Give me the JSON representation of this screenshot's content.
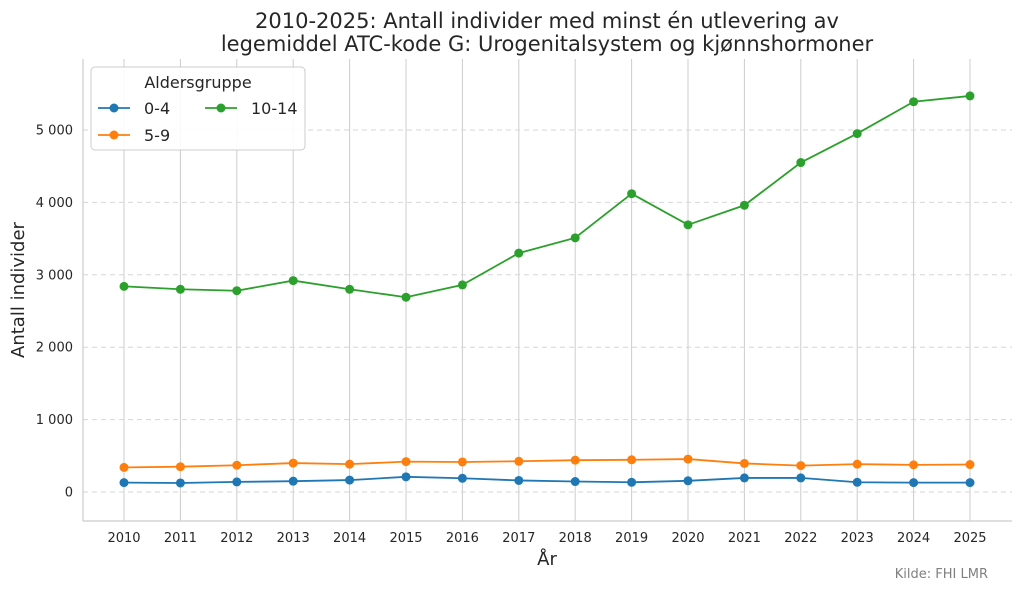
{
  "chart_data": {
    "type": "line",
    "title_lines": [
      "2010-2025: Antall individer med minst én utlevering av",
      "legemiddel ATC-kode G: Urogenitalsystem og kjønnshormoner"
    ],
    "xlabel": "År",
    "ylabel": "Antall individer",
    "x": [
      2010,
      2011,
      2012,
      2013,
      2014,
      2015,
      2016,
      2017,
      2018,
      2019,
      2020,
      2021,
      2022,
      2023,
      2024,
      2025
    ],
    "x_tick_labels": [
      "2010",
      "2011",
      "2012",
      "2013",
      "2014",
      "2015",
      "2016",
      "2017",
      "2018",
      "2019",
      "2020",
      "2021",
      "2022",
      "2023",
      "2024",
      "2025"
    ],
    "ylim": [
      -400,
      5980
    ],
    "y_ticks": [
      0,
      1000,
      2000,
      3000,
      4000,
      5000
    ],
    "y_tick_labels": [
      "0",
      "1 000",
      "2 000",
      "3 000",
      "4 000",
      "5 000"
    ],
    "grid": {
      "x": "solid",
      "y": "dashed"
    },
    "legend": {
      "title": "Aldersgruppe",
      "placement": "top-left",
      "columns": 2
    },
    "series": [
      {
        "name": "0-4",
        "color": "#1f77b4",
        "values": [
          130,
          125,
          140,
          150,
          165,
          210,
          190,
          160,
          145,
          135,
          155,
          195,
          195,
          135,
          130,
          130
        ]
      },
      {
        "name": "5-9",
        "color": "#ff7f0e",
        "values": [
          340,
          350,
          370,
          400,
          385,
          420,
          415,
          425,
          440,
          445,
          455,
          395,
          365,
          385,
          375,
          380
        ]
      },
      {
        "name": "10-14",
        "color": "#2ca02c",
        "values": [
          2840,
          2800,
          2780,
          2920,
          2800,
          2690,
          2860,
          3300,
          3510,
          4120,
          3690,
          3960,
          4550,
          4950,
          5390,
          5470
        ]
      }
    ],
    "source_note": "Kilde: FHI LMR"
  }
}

=======

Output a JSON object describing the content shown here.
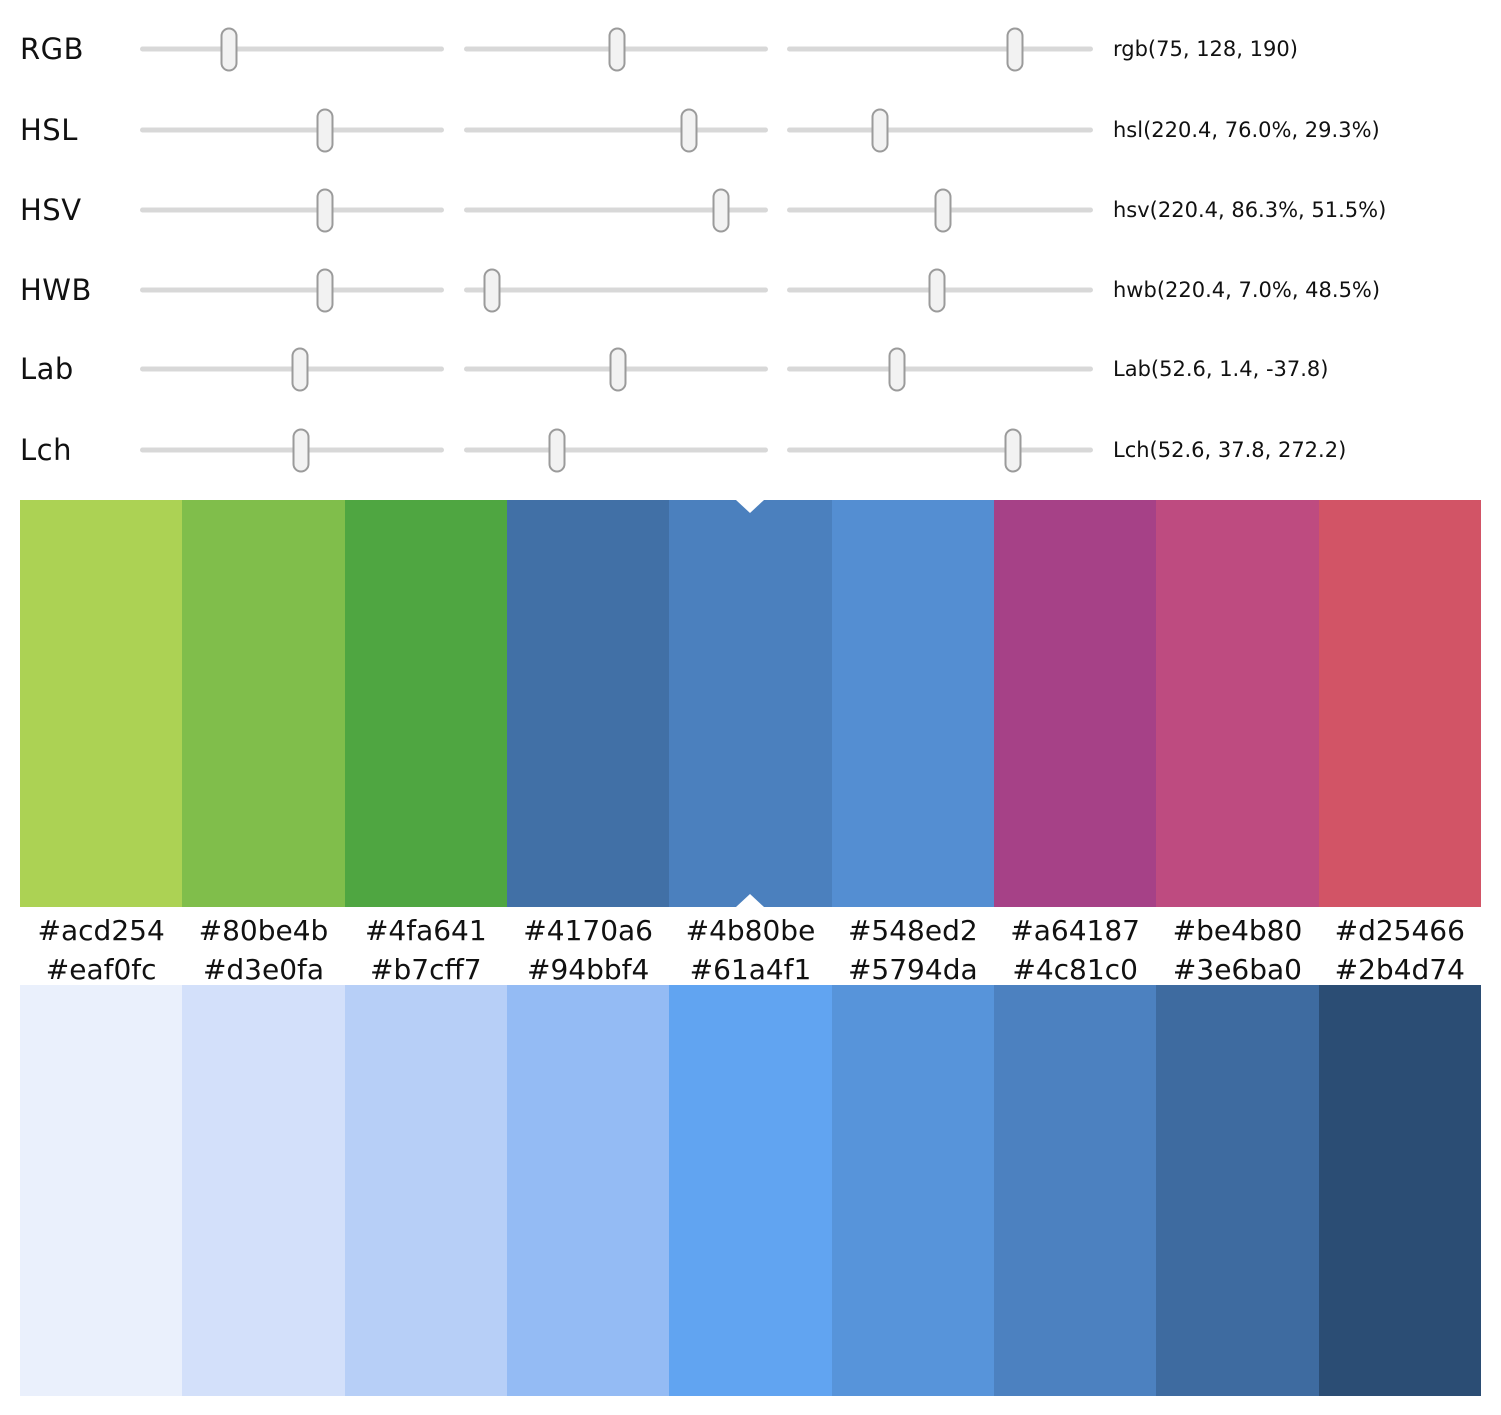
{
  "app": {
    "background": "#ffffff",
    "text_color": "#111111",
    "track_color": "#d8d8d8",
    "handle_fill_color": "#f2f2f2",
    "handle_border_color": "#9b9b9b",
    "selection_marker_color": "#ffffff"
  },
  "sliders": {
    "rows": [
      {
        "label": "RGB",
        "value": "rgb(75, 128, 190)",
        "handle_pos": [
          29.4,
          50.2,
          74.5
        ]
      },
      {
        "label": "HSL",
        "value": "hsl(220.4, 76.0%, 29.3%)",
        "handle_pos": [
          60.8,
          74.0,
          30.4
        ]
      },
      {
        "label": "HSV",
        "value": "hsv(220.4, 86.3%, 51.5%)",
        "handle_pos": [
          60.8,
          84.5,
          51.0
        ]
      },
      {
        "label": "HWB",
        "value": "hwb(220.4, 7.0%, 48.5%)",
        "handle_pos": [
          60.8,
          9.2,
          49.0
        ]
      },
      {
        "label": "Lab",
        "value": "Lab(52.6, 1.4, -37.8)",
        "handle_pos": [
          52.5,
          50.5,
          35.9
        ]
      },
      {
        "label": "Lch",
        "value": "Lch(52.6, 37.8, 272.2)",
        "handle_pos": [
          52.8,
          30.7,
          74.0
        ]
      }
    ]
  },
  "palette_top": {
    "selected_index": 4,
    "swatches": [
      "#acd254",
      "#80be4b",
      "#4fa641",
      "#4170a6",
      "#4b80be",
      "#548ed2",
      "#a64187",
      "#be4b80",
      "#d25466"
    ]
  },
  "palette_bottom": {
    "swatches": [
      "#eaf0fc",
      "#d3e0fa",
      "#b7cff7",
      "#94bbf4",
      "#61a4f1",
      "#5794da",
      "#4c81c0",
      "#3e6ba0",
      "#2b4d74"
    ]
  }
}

=======

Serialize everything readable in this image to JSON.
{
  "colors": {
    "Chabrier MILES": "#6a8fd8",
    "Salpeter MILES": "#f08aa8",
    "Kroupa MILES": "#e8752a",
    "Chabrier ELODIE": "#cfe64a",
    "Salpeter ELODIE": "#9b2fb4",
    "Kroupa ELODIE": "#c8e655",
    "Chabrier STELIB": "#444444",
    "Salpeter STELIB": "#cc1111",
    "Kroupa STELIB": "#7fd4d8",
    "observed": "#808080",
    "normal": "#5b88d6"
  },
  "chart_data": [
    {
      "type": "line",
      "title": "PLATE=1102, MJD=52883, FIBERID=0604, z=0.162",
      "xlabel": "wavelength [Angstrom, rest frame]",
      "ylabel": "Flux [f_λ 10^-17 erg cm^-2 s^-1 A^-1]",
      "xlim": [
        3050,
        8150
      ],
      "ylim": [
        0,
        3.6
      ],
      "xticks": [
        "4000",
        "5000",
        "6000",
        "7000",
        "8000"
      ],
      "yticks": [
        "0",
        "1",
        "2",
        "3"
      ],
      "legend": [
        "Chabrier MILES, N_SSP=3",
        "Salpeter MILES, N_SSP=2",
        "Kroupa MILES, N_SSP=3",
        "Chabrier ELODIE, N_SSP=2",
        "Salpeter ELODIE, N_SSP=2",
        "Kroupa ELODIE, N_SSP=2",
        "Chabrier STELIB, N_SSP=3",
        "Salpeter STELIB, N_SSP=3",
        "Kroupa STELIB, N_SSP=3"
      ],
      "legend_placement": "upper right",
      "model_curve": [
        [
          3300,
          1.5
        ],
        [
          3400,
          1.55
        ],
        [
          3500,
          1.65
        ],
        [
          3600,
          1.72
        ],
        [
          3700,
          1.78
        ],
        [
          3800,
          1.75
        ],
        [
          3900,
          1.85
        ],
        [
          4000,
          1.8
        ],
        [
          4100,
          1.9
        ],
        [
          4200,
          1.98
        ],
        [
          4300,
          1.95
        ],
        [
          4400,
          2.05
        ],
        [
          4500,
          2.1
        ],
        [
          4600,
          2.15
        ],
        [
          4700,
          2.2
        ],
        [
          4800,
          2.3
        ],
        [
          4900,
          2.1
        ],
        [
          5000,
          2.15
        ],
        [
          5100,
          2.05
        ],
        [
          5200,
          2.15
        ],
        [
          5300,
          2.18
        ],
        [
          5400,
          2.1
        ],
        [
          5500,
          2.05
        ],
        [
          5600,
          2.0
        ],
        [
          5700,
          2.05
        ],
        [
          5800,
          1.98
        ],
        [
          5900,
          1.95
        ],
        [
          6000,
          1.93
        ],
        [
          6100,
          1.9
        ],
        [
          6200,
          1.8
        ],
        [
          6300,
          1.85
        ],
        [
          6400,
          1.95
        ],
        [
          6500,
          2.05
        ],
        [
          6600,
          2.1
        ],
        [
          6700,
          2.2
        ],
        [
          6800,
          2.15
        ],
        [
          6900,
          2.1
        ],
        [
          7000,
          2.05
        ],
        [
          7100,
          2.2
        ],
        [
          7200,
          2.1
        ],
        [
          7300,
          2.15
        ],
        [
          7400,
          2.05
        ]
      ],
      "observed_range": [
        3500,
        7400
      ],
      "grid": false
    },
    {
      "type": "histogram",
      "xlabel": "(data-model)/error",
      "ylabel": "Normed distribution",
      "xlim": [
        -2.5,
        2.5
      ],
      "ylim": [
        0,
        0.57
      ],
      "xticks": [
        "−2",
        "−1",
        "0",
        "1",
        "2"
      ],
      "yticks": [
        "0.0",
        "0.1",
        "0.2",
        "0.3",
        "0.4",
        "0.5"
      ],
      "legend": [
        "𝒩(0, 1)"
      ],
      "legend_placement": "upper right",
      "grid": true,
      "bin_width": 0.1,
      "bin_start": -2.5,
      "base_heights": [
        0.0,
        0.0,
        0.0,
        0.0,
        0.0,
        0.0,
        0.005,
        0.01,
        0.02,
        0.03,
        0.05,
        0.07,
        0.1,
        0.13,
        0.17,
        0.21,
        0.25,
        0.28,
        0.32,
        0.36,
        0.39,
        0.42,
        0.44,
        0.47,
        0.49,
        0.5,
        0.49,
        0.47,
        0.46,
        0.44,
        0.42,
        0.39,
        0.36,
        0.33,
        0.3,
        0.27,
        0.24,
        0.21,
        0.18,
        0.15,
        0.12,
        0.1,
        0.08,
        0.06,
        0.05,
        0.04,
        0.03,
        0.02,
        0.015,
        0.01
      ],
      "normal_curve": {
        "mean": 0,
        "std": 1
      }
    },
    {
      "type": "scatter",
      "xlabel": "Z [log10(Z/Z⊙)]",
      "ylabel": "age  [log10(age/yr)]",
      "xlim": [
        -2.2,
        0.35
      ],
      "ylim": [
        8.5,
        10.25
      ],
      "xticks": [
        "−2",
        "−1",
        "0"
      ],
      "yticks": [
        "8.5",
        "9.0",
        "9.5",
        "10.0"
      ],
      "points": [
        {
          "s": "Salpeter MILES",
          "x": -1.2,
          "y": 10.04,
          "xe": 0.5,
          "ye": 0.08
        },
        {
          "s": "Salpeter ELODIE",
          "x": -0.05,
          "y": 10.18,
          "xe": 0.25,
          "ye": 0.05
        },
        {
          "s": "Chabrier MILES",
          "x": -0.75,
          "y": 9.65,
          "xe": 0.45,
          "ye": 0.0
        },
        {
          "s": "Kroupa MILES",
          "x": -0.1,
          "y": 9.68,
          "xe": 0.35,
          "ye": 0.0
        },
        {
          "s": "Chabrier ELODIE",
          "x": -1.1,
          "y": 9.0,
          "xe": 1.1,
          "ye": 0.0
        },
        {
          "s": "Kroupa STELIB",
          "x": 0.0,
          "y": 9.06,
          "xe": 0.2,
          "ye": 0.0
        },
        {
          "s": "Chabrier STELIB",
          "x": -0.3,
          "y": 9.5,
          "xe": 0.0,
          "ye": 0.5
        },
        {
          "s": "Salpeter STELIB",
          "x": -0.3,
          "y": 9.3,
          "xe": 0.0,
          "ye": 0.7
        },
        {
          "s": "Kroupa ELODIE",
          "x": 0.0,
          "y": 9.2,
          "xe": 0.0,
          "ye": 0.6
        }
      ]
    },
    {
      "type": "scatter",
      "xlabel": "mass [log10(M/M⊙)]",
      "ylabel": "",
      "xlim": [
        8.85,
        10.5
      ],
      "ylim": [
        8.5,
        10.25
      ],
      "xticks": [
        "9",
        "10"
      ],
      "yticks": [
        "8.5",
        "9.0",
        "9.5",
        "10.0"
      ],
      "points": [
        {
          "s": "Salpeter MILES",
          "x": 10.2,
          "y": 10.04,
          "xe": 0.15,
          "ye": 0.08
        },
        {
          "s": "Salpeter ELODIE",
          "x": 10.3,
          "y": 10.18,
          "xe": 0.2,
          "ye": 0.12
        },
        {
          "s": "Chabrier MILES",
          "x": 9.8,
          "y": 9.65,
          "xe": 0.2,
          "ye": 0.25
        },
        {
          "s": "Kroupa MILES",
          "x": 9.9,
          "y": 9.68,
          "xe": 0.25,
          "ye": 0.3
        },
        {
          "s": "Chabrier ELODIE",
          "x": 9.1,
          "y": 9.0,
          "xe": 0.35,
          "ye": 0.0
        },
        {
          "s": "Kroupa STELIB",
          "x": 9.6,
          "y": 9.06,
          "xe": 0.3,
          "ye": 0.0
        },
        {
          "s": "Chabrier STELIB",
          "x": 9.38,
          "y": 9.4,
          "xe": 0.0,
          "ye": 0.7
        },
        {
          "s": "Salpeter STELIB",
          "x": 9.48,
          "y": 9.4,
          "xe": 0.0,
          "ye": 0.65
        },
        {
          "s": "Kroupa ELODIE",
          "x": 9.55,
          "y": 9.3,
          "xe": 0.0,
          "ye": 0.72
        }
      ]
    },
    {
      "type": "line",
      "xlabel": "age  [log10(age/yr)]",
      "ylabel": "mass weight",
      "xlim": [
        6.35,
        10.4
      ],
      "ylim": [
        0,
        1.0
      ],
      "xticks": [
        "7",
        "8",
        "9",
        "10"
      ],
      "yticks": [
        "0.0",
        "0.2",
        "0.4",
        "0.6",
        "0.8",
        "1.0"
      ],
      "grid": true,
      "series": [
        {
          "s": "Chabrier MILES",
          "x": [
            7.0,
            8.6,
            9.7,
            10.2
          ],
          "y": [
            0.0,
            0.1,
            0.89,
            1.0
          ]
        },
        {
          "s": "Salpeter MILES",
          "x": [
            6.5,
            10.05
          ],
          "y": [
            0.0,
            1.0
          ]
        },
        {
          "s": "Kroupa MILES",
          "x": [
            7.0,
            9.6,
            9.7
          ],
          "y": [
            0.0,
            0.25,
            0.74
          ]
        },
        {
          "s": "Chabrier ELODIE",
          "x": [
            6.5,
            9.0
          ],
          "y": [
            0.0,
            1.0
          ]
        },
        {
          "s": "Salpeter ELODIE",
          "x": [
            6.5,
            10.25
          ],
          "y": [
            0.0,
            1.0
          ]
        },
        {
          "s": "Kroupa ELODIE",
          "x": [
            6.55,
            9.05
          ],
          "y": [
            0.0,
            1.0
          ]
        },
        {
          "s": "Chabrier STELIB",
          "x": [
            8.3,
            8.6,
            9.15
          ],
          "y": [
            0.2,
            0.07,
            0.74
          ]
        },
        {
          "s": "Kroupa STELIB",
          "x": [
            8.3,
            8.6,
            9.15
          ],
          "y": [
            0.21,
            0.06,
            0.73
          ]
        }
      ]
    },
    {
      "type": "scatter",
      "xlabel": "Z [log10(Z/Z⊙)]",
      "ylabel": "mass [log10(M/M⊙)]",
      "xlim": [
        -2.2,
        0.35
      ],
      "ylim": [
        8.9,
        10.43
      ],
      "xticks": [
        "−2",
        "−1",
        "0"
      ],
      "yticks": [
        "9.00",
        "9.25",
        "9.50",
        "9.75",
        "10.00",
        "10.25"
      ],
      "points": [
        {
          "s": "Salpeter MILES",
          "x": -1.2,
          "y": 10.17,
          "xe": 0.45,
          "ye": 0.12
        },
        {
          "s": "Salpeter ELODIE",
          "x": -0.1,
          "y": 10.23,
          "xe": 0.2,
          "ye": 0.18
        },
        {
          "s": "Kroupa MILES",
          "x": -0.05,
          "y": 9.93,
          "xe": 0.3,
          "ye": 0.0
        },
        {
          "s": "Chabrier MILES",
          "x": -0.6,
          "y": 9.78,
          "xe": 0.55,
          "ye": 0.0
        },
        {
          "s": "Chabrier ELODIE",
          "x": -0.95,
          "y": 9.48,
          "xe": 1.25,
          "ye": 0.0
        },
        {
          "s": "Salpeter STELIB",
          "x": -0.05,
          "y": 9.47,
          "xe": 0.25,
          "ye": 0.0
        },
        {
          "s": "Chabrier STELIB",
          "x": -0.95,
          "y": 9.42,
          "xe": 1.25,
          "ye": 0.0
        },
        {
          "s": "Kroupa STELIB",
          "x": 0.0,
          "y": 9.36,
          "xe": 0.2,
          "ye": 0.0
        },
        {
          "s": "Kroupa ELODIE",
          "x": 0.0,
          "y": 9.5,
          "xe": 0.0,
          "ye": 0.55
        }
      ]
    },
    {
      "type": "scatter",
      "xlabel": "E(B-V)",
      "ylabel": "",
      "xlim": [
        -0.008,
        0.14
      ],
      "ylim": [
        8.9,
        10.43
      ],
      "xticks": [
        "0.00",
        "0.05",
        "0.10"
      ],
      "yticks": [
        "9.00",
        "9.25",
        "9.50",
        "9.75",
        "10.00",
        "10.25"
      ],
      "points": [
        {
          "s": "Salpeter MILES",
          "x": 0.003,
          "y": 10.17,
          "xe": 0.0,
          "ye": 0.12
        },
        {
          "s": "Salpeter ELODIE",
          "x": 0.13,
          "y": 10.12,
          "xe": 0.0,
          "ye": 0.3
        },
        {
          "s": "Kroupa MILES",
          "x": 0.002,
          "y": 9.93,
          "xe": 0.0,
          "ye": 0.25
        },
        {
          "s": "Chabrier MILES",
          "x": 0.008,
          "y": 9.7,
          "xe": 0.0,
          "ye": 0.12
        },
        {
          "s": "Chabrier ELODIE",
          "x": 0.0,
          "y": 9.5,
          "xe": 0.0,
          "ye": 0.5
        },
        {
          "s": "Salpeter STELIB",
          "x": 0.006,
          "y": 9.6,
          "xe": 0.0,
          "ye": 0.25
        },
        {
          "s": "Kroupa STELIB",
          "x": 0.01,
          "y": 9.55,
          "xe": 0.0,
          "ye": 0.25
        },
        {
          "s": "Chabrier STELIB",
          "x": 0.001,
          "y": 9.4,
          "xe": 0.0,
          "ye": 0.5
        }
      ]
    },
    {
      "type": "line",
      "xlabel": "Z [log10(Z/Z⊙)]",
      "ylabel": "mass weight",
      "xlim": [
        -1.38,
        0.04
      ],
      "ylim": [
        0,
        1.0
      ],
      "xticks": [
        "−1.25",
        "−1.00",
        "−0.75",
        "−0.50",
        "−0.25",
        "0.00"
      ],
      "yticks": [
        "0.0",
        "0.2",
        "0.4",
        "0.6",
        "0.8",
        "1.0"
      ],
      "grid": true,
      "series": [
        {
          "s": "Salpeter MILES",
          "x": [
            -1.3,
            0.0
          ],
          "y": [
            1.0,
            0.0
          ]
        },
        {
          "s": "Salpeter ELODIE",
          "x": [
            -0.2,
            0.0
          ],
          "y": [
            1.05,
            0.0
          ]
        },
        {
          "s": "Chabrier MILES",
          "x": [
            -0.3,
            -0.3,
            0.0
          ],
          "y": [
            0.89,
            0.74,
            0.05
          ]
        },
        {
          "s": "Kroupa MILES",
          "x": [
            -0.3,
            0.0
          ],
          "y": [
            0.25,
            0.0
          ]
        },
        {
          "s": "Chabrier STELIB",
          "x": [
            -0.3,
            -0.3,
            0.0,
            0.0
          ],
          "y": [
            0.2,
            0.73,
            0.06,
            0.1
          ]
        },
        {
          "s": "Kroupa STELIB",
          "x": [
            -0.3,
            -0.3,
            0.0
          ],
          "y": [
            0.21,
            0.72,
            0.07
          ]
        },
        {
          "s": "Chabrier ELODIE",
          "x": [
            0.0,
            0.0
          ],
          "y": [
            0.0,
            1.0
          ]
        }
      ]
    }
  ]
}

=======

▸ **What you are asked to do**:
Out of the material above, gather each line where "xlabel" appears.

▸ **The completed task**:
    "xlabel": "År",
      "xlabel": "wavelength [Angstrom, rest frame]",
      "xlabel": "(data-model)/error",
      "xlabel": "Z [log10(Z/Z⊙)]",
      "xlabel": "mass [log10(M/M⊙)]",
      "xlabel": "age  [log10(age/yr)]",
      "xlabel": "Z [log10(Z/Z⊙)]",
      "xlabel": "E(B-V)",
      "xlabel": "Z [log10(Z/Z⊙)]",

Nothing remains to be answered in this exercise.